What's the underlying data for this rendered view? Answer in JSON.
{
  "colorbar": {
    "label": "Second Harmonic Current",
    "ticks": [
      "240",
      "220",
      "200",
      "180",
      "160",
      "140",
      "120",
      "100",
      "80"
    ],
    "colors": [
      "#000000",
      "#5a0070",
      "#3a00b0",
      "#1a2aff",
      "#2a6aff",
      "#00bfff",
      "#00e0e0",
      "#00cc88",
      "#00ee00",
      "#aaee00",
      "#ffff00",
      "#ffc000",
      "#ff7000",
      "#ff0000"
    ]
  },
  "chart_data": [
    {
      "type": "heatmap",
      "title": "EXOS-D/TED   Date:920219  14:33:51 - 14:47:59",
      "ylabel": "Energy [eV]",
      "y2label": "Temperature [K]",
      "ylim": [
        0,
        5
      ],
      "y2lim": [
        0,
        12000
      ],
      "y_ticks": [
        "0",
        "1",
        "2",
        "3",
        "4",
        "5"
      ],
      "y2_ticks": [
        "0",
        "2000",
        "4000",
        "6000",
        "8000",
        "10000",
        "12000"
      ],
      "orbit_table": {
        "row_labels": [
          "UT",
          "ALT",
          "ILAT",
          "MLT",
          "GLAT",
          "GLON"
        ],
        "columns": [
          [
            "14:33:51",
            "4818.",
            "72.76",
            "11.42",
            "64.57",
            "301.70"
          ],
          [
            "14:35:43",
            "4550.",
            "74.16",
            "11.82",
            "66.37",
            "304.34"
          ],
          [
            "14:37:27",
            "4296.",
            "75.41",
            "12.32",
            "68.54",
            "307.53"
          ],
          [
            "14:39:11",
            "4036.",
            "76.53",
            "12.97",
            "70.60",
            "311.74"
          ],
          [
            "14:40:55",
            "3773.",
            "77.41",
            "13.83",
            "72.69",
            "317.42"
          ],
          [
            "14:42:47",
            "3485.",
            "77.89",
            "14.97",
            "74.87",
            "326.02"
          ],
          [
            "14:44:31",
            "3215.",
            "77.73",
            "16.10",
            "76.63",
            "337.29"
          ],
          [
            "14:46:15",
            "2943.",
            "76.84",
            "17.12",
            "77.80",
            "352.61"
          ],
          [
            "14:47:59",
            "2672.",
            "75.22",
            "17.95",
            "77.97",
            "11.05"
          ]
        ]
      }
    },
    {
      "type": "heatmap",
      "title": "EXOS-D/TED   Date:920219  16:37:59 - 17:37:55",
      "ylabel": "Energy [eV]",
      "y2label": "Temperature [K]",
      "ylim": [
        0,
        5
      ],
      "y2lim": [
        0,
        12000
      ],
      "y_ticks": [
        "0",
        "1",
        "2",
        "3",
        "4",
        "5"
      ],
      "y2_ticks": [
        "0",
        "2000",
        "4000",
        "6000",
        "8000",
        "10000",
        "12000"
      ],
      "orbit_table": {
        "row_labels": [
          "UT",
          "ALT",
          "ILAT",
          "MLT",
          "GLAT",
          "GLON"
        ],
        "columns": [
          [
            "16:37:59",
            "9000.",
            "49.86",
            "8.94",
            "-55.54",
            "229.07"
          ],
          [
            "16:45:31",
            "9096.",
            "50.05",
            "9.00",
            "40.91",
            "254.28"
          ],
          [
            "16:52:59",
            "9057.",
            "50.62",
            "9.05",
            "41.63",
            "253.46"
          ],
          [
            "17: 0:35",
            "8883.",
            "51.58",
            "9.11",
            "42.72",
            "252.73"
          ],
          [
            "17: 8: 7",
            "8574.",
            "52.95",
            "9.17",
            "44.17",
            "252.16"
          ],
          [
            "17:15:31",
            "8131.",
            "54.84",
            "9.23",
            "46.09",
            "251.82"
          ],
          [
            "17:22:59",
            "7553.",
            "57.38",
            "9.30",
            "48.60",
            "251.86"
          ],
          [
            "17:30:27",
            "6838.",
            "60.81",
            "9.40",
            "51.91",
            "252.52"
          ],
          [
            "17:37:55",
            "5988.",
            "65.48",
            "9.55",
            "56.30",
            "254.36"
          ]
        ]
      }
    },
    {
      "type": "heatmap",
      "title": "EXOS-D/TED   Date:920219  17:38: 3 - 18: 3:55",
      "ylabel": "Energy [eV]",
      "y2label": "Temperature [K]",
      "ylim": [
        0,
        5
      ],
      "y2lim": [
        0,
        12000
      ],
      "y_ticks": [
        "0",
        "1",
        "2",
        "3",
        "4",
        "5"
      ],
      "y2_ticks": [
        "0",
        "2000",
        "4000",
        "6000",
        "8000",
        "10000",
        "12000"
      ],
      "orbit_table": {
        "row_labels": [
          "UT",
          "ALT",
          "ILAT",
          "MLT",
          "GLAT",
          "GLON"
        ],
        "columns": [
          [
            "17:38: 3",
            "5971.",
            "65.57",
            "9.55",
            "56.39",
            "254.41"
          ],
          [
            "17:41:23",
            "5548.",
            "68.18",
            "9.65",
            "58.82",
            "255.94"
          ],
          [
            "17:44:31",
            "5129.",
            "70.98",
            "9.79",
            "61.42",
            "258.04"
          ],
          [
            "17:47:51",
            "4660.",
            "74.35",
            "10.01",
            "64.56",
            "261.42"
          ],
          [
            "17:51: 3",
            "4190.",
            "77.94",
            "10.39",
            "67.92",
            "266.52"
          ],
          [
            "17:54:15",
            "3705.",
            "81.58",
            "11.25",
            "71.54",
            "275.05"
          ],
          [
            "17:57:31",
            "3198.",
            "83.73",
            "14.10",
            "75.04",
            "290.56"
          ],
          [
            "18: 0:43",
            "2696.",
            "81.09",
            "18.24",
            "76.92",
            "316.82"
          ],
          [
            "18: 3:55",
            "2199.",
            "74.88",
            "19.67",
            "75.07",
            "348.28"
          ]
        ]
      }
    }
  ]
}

══════════════════════════════

[The exercise] Gather and copy every line of the data in which the string "title" is found.

[The reply]
      "title": "EXOS-D/TED   Date:920219  14:33:51 - 14:47:59",
      "title": "EXOS-D/TED   Date:920219  16:37:59 - 17:37:55",
      "title": "EXOS-D/TED   Date:920219  17:38: 3 - 18: 3:55",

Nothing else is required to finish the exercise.